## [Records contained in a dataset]
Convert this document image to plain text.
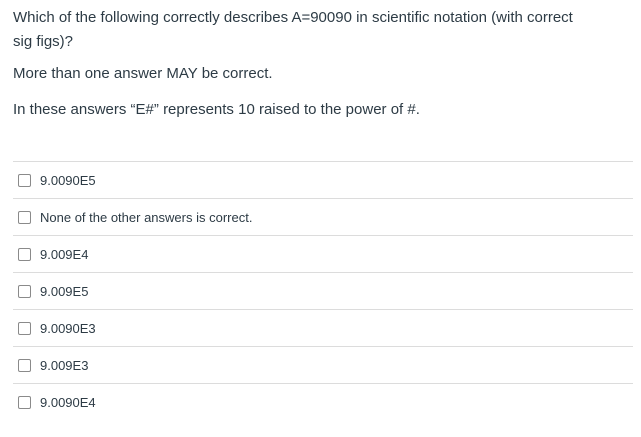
Which of the following correctly describes A=90090 in scientific notation (with correct

sig figs)?

More than one answer MAY be correct.

In these answers “E#” represents 10 raised to the power of #.

9.0090E5
None of the other answers is correct.
9.009E4
9.009E5
9.0090E3
9.009E3
9.0090E4
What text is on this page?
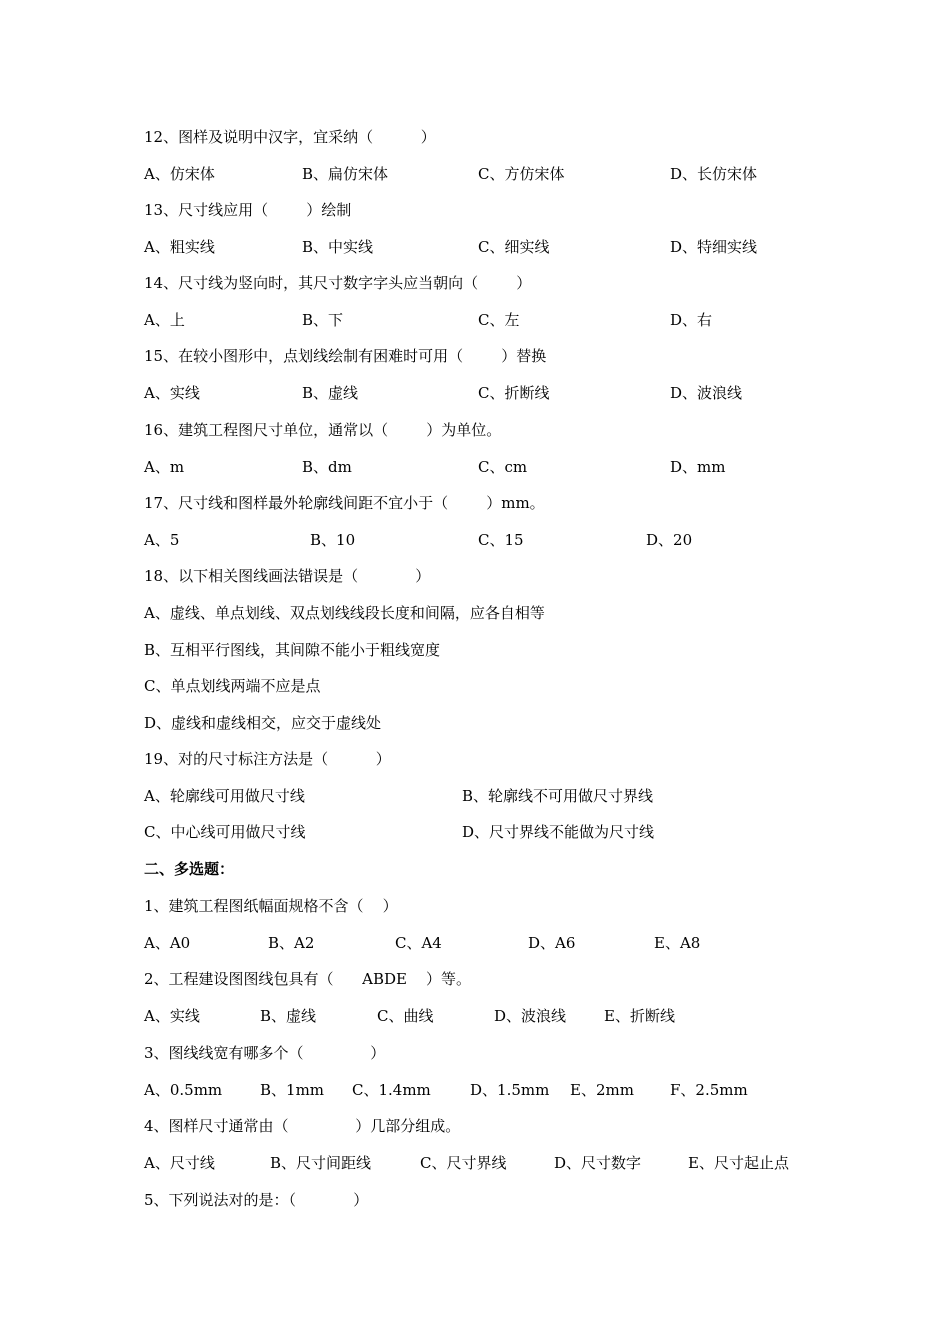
12、图样及说明中汉字，宜采纳（          ）
A、仿宋体	B、扁仿宋体	C、方仿宋体	D、长仿宋体
13、尺寸线应用（        ）绘制
A、粗实线	B、中实线	C、细实线	D、特细实线
14、尺寸线为竖向时，其尺寸数字字头应当朝向（        ）
A、上	B、下	C、左	D、右
15、在较小图形中，点划线绘制有困难时可用（        ）替换
A、实线	B、虚线	C、折断线	D、波浪线
16、建筑工程图尺寸单位，通常以（        ）为单位。
A、m	B、dm	C、cm	D、mm
17、尺寸线和图样最外轮廓线间距不宜小于（        ）mm。
A、5	B、10	C、15	D、20
18、以下相关图线画法错误是（            ）
A、虚线、单点划线、双点划线线段长度和间隔，应各自相等
B、互相平行图线，其间隙不能小于粗线宽度
C、单点划线两端不应是点
D、虚线和虚线相交，应交于虚线处
19、对的尺寸标注方法是（          ）
A、轮廓线可用做尺寸线	B、轮廓线不可用做尺寸界线
C、中心线可用做尺寸线	D、尺寸界线不能做为尺寸线
二、多选题：
1、建筑工程图纸幅面规格不含（    ）
A、A0	B、A2	C、A4	D、A6	E、A8
2、工程建设图图线包具有（      ABDE    ）等。
A、实线	B、虚线	C、曲线	D、波浪线	E、折断线
3、图线线宽有哪多个（              ）
A、0.5mm	B、1mm C、1.4mm	D、1.5mm E、2mm F、2.5mm
4、图样尺寸通常由（              ）几部分组成。
A、尺寸线	B、尺寸间距线	C、尺寸界线	D、尺寸数字	E、尺寸起止点
5、下列说法对的是：（            ）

## [EXERCISE DETAILS]
Lines containing the word "answers" must all be returned from the material above.

## [THE RESULT]
In these answers “E#” represents 10 raised to the power of #.
None of the other answers is correct.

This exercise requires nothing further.